## What you are asked to do
Reproduce all records verbatim.

## Exercise input
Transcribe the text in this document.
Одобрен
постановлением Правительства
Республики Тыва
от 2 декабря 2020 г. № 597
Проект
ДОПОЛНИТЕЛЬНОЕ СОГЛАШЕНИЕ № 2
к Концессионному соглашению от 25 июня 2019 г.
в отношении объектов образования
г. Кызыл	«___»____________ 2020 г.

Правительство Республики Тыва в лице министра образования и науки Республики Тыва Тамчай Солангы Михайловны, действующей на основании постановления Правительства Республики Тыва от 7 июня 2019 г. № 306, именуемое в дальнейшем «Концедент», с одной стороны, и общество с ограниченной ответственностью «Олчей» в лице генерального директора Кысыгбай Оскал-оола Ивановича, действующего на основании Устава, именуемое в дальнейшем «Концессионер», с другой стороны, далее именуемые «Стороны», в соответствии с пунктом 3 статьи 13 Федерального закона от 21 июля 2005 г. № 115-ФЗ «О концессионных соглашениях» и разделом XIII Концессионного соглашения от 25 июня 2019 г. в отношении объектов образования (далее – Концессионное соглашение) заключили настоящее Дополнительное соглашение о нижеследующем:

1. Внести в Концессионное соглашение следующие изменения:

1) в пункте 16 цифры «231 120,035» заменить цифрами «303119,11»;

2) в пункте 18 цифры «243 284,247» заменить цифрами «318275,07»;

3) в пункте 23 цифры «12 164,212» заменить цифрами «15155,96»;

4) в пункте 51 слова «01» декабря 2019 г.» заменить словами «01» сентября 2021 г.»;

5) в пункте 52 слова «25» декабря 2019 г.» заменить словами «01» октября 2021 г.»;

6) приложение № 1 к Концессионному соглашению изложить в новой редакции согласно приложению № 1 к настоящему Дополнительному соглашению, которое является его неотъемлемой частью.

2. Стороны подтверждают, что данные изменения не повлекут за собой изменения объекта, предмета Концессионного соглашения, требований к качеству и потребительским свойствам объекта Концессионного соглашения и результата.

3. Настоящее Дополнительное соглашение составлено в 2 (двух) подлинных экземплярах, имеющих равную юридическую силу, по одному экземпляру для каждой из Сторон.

## Output below
Transcribe the text in this document.
Одобрен
постановлением Правительства
Республики Тыва
от 2 декабря 2020 г. № 597
Проект
ДОПОЛНИТЕЛЬНОЕ СОГЛАШЕНИЕ № 2
к Концессионному соглашению от 25 июня 2019 г.
в отношении объектов образования
г. Кызыл	«___»____________ 2020 г.

Правительство Республики Тыва в лице министра образования и науки Республики Тыва Тамчай Солангы Михайловны, действующей на основании постановления Правительства Республики Тыва от 7 июня 2019 г. № 306, именуемое в дальнейшем «Концедент», с одной стороны, и общество с ограниченной ответственностью «Олчей» в лице генерального директора Кысыгбай Оскал-оола Ивановича, действующего на основании Устава, именуемое в дальнейшем «Концессионер», с другой стороны, далее именуемые «Стороны», в соответствии с пунктом 3 статьи 13 Федерального закона от 21 июля 2005 г. № 115-ФЗ «О концессионных соглашениях» и разделом XIII Концессионного соглашения от 25 июня 2019 г. в отношении объектов образования (далее – Концессионное соглашение) заключили настоящее Дополнительное соглашение о нижеследующем:

1. Внести в Концессионное соглашение следующие изменения:

1) в пункте 16 цифры «231 120,035» заменить цифрами «303119,11»;

2) в пункте 18 цифры «243 284,247» заменить цифрами «318275,07»;

3) в пункте 23 цифры «12 164,212» заменить цифрами «15155,96»;

4) в пункте 51 слова «01» декабря 2019 г.» заменить словами «01» сентября 2021 г.»;

5) в пункте 52 слова «25» декабря 2019 г.» заменить словами «01» октября 2021 г.»;

6) приложение № 1 к Концессионному соглашению изложить в новой редакции согласно приложению № 1 к настоящему Дополнительному соглашению, которое является его неотъемлемой частью.

2. Стороны подтверждают, что данные изменения не повлекут за собой изменения объекта, предмета Концессионного соглашения, требований к качеству и потребительским свойствам объекта Концессионного соглашения и результата.

3. Настоящее Дополнительное соглашение составлено в 2 (двух) подлинных экземплярах, имеющих равную юридическую силу, по одному экземпляру для каждой из Сторон.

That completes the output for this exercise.